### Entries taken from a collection
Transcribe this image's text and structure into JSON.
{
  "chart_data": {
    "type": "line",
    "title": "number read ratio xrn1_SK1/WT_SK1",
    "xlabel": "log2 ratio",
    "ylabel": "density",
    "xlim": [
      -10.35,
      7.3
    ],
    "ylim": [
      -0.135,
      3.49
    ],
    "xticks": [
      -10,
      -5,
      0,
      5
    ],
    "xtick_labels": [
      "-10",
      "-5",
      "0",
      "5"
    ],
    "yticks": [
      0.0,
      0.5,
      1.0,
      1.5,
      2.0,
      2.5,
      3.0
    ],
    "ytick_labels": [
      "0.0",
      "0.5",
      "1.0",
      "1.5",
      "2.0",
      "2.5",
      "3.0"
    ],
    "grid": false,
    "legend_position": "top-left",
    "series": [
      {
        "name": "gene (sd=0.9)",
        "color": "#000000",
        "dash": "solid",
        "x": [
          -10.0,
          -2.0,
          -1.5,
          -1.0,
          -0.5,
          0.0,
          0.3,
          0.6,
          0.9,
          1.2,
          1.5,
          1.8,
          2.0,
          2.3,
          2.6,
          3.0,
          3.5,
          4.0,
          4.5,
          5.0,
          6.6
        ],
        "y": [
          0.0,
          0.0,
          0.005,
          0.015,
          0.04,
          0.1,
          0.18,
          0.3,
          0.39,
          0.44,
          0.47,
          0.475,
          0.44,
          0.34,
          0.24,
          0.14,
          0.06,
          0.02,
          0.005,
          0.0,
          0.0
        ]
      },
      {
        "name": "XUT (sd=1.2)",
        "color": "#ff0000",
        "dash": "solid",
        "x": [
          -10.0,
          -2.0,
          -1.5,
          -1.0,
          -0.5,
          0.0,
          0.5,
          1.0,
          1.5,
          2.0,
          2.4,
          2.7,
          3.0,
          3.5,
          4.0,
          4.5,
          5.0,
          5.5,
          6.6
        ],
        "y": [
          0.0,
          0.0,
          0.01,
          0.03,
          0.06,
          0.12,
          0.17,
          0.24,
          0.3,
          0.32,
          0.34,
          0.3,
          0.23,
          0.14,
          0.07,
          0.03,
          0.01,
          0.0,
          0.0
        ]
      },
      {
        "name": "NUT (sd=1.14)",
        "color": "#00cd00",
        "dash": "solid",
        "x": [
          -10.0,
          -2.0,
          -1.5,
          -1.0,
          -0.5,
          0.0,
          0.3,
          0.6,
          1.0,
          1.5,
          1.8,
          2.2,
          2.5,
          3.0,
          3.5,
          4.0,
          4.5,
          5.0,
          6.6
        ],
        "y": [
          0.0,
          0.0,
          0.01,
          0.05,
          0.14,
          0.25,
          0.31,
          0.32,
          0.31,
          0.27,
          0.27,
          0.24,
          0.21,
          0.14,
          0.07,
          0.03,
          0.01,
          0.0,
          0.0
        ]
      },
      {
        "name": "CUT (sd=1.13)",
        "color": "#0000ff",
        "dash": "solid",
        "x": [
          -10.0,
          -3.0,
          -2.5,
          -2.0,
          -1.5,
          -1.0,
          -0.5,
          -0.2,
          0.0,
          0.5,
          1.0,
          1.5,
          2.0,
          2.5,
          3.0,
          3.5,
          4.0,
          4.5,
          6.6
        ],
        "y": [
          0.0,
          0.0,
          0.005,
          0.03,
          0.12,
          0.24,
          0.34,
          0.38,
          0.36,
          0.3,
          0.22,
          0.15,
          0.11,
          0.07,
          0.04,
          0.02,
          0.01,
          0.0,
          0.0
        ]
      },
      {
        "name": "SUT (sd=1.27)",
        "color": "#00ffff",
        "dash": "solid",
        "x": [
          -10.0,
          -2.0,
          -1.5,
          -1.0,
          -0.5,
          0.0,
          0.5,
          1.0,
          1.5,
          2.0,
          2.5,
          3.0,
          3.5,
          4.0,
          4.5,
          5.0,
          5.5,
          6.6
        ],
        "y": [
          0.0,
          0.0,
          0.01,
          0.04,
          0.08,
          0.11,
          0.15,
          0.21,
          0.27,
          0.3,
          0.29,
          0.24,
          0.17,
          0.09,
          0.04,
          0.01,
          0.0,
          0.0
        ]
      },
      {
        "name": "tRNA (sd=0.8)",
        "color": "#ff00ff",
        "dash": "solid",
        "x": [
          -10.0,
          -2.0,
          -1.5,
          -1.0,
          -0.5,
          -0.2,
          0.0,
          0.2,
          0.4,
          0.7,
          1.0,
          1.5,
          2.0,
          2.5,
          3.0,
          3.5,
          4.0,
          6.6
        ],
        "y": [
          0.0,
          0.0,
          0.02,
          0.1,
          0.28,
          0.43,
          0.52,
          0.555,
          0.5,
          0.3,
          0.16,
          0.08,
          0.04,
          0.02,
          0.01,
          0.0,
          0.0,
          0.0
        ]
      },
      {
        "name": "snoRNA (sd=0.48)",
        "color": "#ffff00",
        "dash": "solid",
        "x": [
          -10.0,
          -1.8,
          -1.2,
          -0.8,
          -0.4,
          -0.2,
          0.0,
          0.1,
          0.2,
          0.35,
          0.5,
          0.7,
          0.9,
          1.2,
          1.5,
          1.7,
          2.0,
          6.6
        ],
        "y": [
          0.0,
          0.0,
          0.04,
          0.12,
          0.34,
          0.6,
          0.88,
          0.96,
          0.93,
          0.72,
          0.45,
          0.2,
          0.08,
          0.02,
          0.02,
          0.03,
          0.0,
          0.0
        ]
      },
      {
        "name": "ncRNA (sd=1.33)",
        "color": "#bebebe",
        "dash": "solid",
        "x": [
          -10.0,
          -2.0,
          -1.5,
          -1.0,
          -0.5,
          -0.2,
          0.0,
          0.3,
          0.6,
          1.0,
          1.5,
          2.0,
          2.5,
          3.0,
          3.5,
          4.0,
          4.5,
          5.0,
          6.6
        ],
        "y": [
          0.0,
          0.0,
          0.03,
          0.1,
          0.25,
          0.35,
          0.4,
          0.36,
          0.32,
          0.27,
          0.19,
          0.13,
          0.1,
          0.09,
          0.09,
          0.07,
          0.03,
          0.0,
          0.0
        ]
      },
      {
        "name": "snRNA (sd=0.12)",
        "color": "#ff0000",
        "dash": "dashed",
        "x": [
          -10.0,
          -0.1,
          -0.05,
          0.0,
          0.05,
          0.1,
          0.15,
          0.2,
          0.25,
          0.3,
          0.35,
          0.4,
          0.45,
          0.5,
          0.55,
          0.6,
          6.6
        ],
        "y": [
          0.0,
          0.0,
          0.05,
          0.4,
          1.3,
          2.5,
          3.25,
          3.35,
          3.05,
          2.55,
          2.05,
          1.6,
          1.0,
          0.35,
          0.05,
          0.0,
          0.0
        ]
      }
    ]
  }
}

### Work to complete
Each record above must be given again exactly.

### Solved problem
Transcribe this image's text and structure into JSON.
{
  "chart_data": {
    "type": "line",
    "title": "number read ratio xrn1_SK1/WT_SK1",
    "xlabel": "log2 ratio",
    "ylabel": "density",
    "xlim": [
      -10.35,
      7.3
    ],
    "ylim": [
      -0.135,
      3.49
    ],
    "xticks": [
      -10,
      -5,
      0,
      5
    ],
    "xtick_labels": [
      "-10",
      "-5",
      "0",
      "5"
    ],
    "yticks": [
      0.0,
      0.5,
      1.0,
      1.5,
      2.0,
      2.5,
      3.0
    ],
    "ytick_labels": [
      "0.0",
      "0.5",
      "1.0",
      "1.5",
      "2.0",
      "2.5",
      "3.0"
    ],
    "grid": false,
    "legend_position": "top-left",
    "series": [
      {
        "name": "gene (sd=0.9)",
        "color": "#000000",
        "dash": "solid",
        "x": [
          -10.0,
          -2.0,
          -1.5,
          -1.0,
          -0.5,
          0.0,
          0.3,
          0.6,
          0.9,
          1.2,
          1.5,
          1.8,
          2.0,
          2.3,
          2.6,
          3.0,
          3.5,
          4.0,
          4.5,
          5.0,
          6.6
        ],
        "y": [
          0.0,
          0.0,
          0.005,
          0.015,
          0.04,
          0.1,
          0.18,
          0.3,
          0.39,
          0.44,
          0.47,
          0.475,
          0.44,
          0.34,
          0.24,
          0.14,
          0.06,
          0.02,
          0.005,
          0.0,
          0.0
        ]
      },
      {
        "name": "XUT (sd=1.2)",
        "color": "#ff0000",
        "dash": "solid",
        "x": [
          -10.0,
          -2.0,
          -1.5,
          -1.0,
          -0.5,
          0.0,
          0.5,
          1.0,
          1.5,
          2.0,
          2.4,
          2.7,
          3.0,
          3.5,
          4.0,
          4.5,
          5.0,
          5.5,
          6.6
        ],
        "y": [
          0.0,
          0.0,
          0.01,
          0.03,
          0.06,
          0.12,
          0.17,
          0.24,
          0.3,
          0.32,
          0.34,
          0.3,
          0.23,
          0.14,
          0.07,
          0.03,
          0.01,
          0.0,
          0.0
        ]
      },
      {
        "name": "NUT (sd=1.14)",
        "color": "#00cd00",
        "dash": "solid",
        "x": [
          -10.0,
          -2.0,
          -1.5,
          -1.0,
          -0.5,
          0.0,
          0.3,
          0.6,
          1.0,
          1.5,
          1.8,
          2.2,
          2.5,
          3.0,
          3.5,
          4.0,
          4.5,
          5.0,
          6.6
        ],
        "y": [
          0.0,
          0.0,
          0.01,
          0.05,
          0.14,
          0.25,
          0.31,
          0.32,
          0.31,
          0.27,
          0.27,
          0.24,
          0.21,
          0.14,
          0.07,
          0.03,
          0.01,
          0.0,
          0.0
        ]
      },
      {
        "name": "CUT (sd=1.13)",
        "color": "#0000ff",
        "dash": "solid",
        "x": [
          -10.0,
          -3.0,
          -2.5,
          -2.0,
          -1.5,
          -1.0,
          -0.5,
          -0.2,
          0.0,
          0.5,
          1.0,
          1.5,
          2.0,
          2.5,
          3.0,
          3.5,
          4.0,
          4.5,
          6.6
        ],
        "y": [
          0.0,
          0.0,
          0.005,
          0.03,
          0.12,
          0.24,
          0.34,
          0.38,
          0.36,
          0.3,
          0.22,
          0.15,
          0.11,
          0.07,
          0.04,
          0.02,
          0.01,
          0.0,
          0.0
        ]
      },
      {
        "name": "SUT (sd=1.27)",
        "color": "#00ffff",
        "dash": "solid",
        "x": [
          -10.0,
          -2.0,
          -1.5,
          -1.0,
          -0.5,
          0.0,
          0.5,
          1.0,
          1.5,
          2.0,
          2.5,
          3.0,
          3.5,
          4.0,
          4.5,
          5.0,
          5.5,
          6.6
        ],
        "y": [
          0.0,
          0.0,
          0.01,
          0.04,
          0.08,
          0.11,
          0.15,
          0.21,
          0.27,
          0.3,
          0.29,
          0.24,
          0.17,
          0.09,
          0.04,
          0.01,
          0.0,
          0.0
        ]
      },
      {
        "name": "tRNA (sd=0.8)",
        "color": "#ff00ff",
        "dash": "solid",
        "x": [
          -10.0,
          -2.0,
          -1.5,
          -1.0,
          -0.5,
          -0.2,
          0.0,
          0.2,
          0.4,
          0.7,
          1.0,
          1.5,
          2.0,
          2.5,
          3.0,
          3.5,
          4.0,
          6.6
        ],
        "y": [
          0.0,
          0.0,
          0.02,
          0.1,
          0.28,
          0.43,
          0.52,
          0.555,
          0.5,
          0.3,
          0.16,
          0.08,
          0.04,
          0.02,
          0.01,
          0.0,
          0.0,
          0.0
        ]
      },
      {
        "name": "snoRNA (sd=0.48)",
        "color": "#ffff00",
        "dash": "solid",
        "x": [
          -10.0,
          -1.8,
          -1.2,
          -0.8,
          -0.4,
          -0.2,
          0.0,
          0.1,
          0.2,
          0.35,
          0.5,
          0.7,
          0.9,
          1.2,
          1.5,
          1.7,
          2.0,
          6.6
        ],
        "y": [
          0.0,
          0.0,
          0.04,
          0.12,
          0.34,
          0.6,
          0.88,
          0.96,
          0.93,
          0.72,
          0.45,
          0.2,
          0.08,
          0.02,
          0.02,
          0.03,
          0.0,
          0.0
        ]
      },
      {
        "name": "ncRNA (sd=1.33)",
        "color": "#bebebe",
        "dash": "solid",
        "x": [
          -10.0,
          -2.0,
          -1.5,
          -1.0,
          -0.5,
          -0.2,
          0.0,
          0.3,
          0.6,
          1.0,
          1.5,
          2.0,
          2.5,
          3.0,
          3.5,
          4.0,
          4.5,
          5.0,
          6.6
        ],
        "y": [
          0.0,
          0.0,
          0.03,
          0.1,
          0.25,
          0.35,
          0.4,
          0.36,
          0.32,
          0.27,
          0.19,
          0.13,
          0.1,
          0.09,
          0.09,
          0.07,
          0.03,
          0.0,
          0.0
        ]
      },
      {
        "name": "snRNA (sd=0.12)",
        "color": "#ff0000",
        "dash": "dashed",
        "x": [
          -10.0,
          -0.1,
          -0.05,
          0.0,
          0.05,
          0.1,
          0.15,
          0.2,
          0.25,
          0.3,
          0.35,
          0.4,
          0.45,
          0.5,
          0.55,
          0.6,
          6.6
        ],
        "y": [
          0.0,
          0.0,
          0.05,
          0.4,
          1.3,
          2.5,
          3.25,
          3.35,
          3.05,
          2.55,
          2.05,
          1.6,
          1.0,
          0.35,
          0.05,
          0.0,
          0.0
        ]
      }
    ]
  }
}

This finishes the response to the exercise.